- Stored entries -
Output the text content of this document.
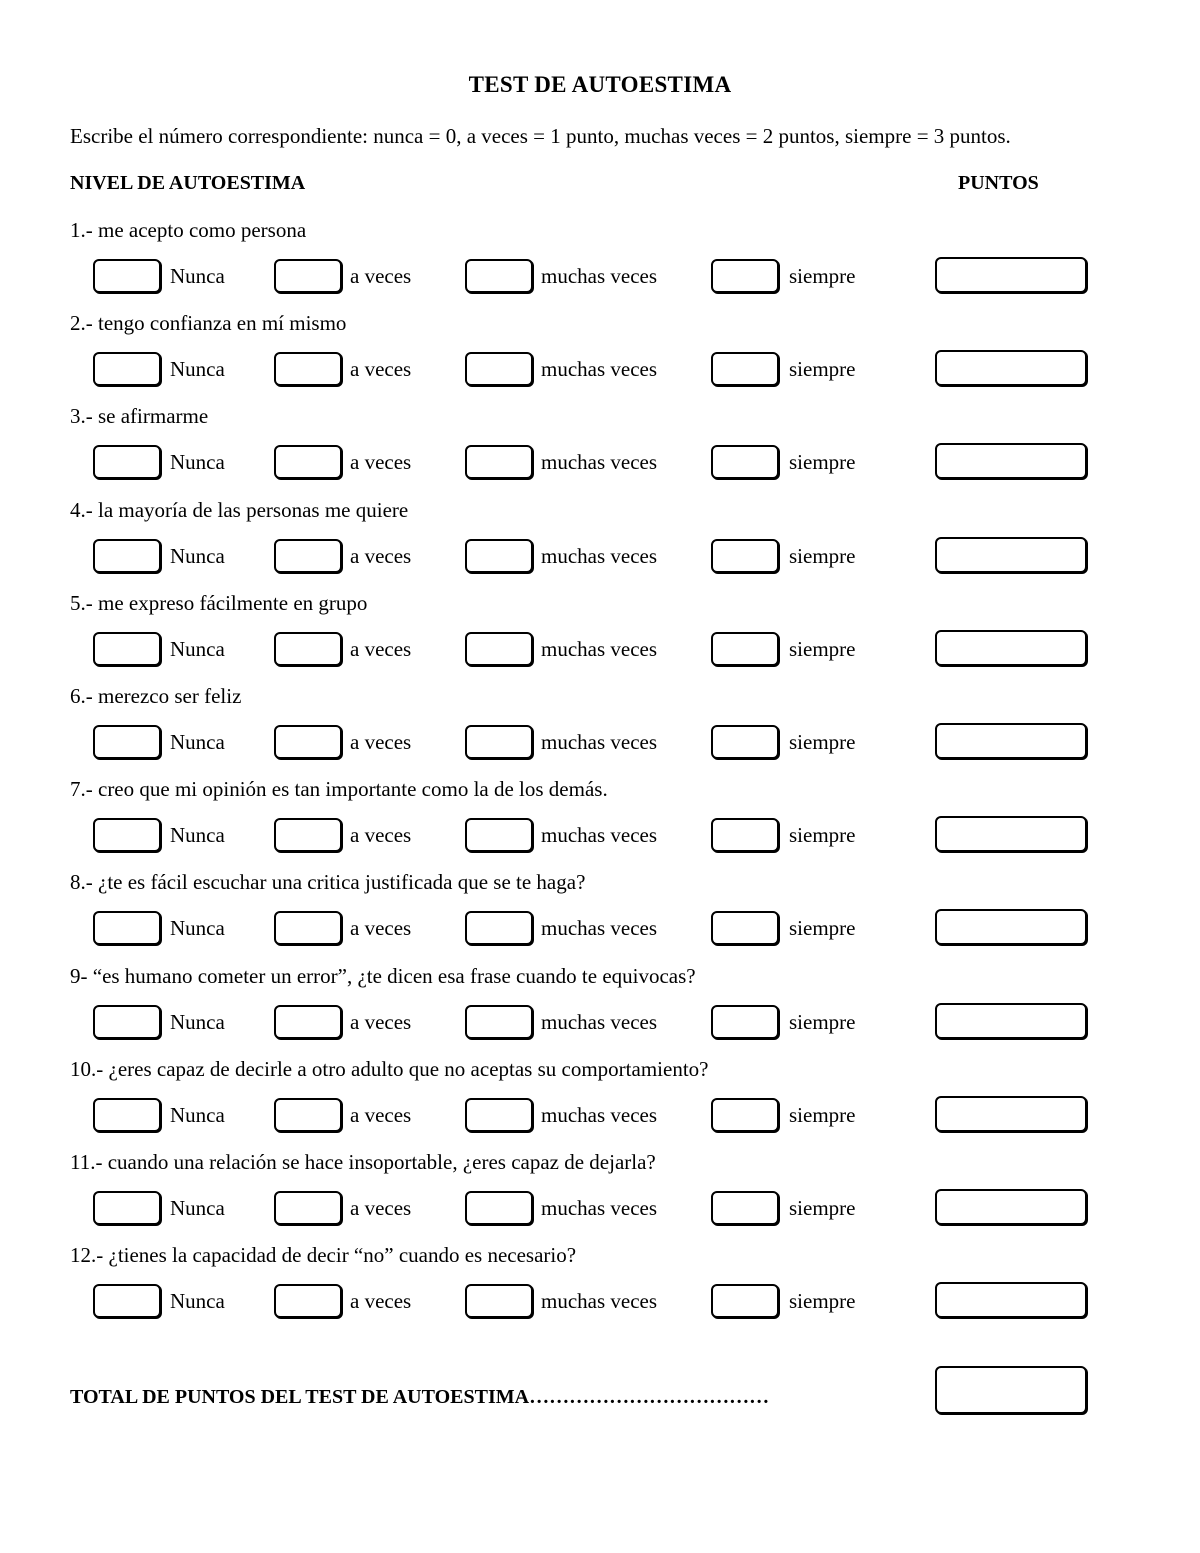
TEST DE AUTOESTIMA
Escribe el número correspondiente: nunca = 0, a veces = 1 punto, muchas veces = 2 puntos, siempre = 3 puntos.
NIVEL DE AUTOESTIMA	PUNTOS
1.- me acepto como persona
Nunca	a veces	muchas veces	siempre
2.- tengo confianza en mí mismo
Nunca	a veces	muchas veces	siempre
3.- se afirmarme
Nunca	a veces	muchas veces	siempre
4.- la mayoría de las personas me quiere
Nunca	a veces	muchas veces	siempre
5.- me expreso fácilmente en grupo
Nunca	a veces	muchas veces	siempre
6.- merezco ser feliz
Nunca	a veces	muchas veces	siempre
7.- creo que mi opinión es tan importante como la de los demás.
Nunca	a veces	muchas veces	siempre
8.- ¿te es fácil escuchar una critica justificada que se te haga?
Nunca	a veces	muchas veces	siempre
9- “es humano cometer un error”, ¿te dicen esa frase cuando te equivocas?
Nunca	a veces	muchas veces	siempre
10.- ¿eres capaz de decirle a otro adulto que no aceptas su comportamiento?
Nunca	a veces	muchas veces	siempre
11.- cuando una relación se hace insoportable, ¿eres capaz de dejarla?
Nunca	a veces	muchas veces	siempre
12.- ¿tienes la capacidad de decir “no” cuando es necesario?
Nunca	a veces	muchas veces	siempre
TOTAL DE PUNTOS DEL TEST DE AUTOESTIMA………………………………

- Problem -
Make an exact copy of all entries above, dropping the images.

- Answer -
Output the text content of this document.
TEST DE AUTOESTIMA
Escribe el número correspondiente: nunca = 0, a veces = 1 punto, muchas veces = 2 puntos, siempre = 3 puntos.
NIVEL DE AUTOESTIMA	PUNTOS
1.- me acepto como persona
Nunca	a veces	muchas veces	siempre
2.- tengo confianza en mí mismo
Nunca	a veces	muchas veces	siempre
3.- se afirmarme
Nunca	a veces	muchas veces	siempre
4.- la mayoría de las personas me quiere
Nunca	a veces	muchas veces	siempre
5.- me expreso fácilmente en grupo
Nunca	a veces	muchas veces	siempre
6.- merezco ser feliz
Nunca	a veces	muchas veces	siempre
7.- creo que mi opinión es tan importante como la de los demás.
Nunca	a veces	muchas veces	siempre
8.- ¿te es fácil escuchar una critica justificada que se te haga?
Nunca	a veces	muchas veces	siempre
9- “es humano cometer un error”, ¿te dicen esa frase cuando te equivocas?
Nunca	a veces	muchas veces	siempre
10.- ¿eres capaz de decirle a otro adulto que no aceptas su comportamiento?
Nunca	a veces	muchas veces	siempre
11.- cuando una relación se hace insoportable, ¿eres capaz de dejarla?
Nunca	a veces	muchas veces	siempre
12.- ¿tienes la capacidad de decir “no” cuando es necesario?
Nunca	a veces	muchas veces	siempre
TOTAL DE PUNTOS DEL TEST DE AUTOESTIMA………………………………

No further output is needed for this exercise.